◆ Instructions to follow:
Go through the entries below and write each one out exactly.

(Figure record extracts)
▬▬▬▬▬▬

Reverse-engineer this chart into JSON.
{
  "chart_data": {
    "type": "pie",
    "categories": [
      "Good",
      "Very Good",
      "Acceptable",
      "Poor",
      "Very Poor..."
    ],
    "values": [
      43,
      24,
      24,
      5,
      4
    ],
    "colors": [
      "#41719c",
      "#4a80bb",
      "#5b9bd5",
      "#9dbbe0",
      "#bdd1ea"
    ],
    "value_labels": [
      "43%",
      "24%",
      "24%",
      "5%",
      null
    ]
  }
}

▬▬▬▬▬▬

◆ Written solution:
Reverse-engineer this chart into JSON.
{
  "chart_data": {
    "type": "pie",
    "categories": [
      "Good",
      "Very Good",
      "Acceptable",
      "Poor",
      "Very Poor..."
    ],
    "values": [
      43,
      24,
      24,
      5,
      4
    ],
    "colors": [
      "#41719c",
      "#4a80bb",
      "#5b9bd5",
      "#9dbbe0",
      "#bdd1ea"
    ],
    "value_labels": [
      "43%",
      "24%",
      "24%",
      "5%",
      null
    ]
  }
}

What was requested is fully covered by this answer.